__Task__
Convert the items below into a JSON list of strings, one string per line with blank lines omitted, covering everything from the start of the items down to the line containing "x-tick-label: 0 [664,250,670,262]", both ends included.
┄┄┄┄┄┄┄┄┄┄┄┄┄┄┄┄┄┄┄┄
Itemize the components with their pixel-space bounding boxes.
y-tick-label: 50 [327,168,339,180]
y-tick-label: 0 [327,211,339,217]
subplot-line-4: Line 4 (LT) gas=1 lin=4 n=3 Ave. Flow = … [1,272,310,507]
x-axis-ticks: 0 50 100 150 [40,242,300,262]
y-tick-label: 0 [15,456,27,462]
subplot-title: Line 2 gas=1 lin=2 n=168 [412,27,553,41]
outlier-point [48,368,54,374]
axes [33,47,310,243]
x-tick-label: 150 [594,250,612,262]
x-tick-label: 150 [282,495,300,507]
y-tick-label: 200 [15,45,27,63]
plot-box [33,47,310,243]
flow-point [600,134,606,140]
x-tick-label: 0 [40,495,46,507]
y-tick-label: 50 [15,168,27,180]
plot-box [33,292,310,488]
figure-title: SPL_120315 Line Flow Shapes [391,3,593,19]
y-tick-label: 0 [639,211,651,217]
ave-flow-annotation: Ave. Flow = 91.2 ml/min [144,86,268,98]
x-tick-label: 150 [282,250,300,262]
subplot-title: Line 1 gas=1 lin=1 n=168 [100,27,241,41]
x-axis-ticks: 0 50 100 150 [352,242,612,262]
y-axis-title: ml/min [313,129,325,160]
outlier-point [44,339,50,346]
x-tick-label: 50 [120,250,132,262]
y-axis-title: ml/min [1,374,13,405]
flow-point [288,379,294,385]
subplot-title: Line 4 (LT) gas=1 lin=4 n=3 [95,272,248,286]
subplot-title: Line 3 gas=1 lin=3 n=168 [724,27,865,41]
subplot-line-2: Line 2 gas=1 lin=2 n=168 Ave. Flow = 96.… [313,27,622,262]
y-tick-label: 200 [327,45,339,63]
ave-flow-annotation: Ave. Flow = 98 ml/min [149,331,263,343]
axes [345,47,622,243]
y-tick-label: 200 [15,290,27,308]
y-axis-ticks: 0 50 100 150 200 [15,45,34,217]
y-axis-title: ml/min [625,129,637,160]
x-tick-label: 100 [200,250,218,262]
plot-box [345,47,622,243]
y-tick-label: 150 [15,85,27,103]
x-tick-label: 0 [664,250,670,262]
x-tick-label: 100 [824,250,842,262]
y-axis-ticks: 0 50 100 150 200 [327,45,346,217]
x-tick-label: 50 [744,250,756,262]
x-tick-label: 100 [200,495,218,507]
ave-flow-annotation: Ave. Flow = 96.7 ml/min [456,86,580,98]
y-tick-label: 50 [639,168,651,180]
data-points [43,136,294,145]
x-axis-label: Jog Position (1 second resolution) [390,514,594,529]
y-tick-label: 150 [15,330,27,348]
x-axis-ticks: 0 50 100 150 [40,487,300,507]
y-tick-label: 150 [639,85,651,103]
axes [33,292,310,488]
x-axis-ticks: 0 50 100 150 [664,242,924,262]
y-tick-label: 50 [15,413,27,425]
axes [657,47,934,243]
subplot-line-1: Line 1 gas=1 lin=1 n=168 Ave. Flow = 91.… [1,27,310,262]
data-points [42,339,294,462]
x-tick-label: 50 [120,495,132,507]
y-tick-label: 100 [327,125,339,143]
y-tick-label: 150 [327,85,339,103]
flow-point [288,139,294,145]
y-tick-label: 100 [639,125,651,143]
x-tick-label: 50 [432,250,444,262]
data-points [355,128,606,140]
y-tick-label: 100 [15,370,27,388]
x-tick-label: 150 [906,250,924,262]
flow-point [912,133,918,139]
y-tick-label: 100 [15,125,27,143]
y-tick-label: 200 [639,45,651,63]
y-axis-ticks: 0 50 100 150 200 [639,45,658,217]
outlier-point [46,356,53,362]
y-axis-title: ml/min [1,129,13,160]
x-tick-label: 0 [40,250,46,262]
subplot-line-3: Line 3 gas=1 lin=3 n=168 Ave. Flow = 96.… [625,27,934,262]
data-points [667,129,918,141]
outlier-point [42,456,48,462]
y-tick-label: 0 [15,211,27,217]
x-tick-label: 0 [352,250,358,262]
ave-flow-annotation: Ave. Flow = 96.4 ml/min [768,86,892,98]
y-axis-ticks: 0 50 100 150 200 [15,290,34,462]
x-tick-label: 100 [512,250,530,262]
┄┄┄┄┄┄┄┄┄┄┄┄┄┄┄┄┄┄┄┄
__Solution to this task__
[
  "Itemize the components with their pixel-space bounding boxes.",
  "y-tick-label: 50 [327,168,339,180]",
  "y-tick-label: 0 [327,211,339,217]",
  "subplot-line-4: Line 4 (LT) gas=1 lin=4 n=3 Ave. Flow = … [1,272,310,507]",
  "x-axis-ticks: 0 50 100 150 [40,242,300,262]",
  "y-tick-label: 0 [15,456,27,462]",
  "subplot-title: Line 2 gas=1 lin=2 n=168 [412,27,553,41]",
  "outlier-point [48,368,54,374]",
  "axes [33,47,310,243]",
  "x-tick-label: 150 [594,250,612,262]",
  "x-tick-label: 150 [282,495,300,507]",
  "y-tick-label: 200 [15,45,27,63]",
  "plot-box [33,47,310,243]",
  "flow-point [600,134,606,140]",
  "x-tick-label: 0 [40,495,46,507]",
  "y-tick-label: 50 [15,168,27,180]",
  "plot-box [33,292,310,488]",
  "figure-title: SPL_120315 Line Flow Shapes [391,3,593,19]",
  "y-tick-label: 0 [639,211,651,217]",
  "ave-flow-annotation: Ave. Flow = 91.2 ml/min [144,86,268,98]",
  "x-tick-label: 150 [282,250,300,262]",
  "subplot-title: Line 1 gas=1 lin=1 n=168 [100,27,241,41]",
  "x-axis-ticks: 0 50 100 150 [352,242,612,262]",
  "y-axis-title: ml/min [313,129,325,160]",
  "outlier-point [44,339,50,346]",
  "x-tick-label: 50 [120,250,132,262]",
  "y-axis-title: ml/min [1,374,13,405]",
  "flow-point [288,379,294,385]",
  "subplot-title: Line 4 (LT) gas=1 lin=4 n=3 [95,272,248,286]",
  "subplot-title: Line 3 gas=1 lin=3 n=168 [724,27,865,41]",
  "subplot-line-2: Line 2 gas=1 lin=2 n=168 Ave. Flow = 96.… [313,27,622,262]",
  "y-tick-label: 200 [327,45,339,63]",
  "ave-flow-annotation: Ave. Flow = 98 ml/min [149,331,263,343]",
  "axes [345,47,622,243]",
  "y-tick-label: 200 [15,290,27,308]",
  "y-axis-ticks: 0 50 100 150 200 [15,45,34,217]",
  "y-axis-title: ml/min [625,129,637,160]",
  "x-tick-label: 100 [200,250,218,262]",
  "plot-box [345,47,622,243]",
  "y-tick-label: 150 [15,85,27,103]",
  "x-tick-label: 0 [664,250,670,262]"
]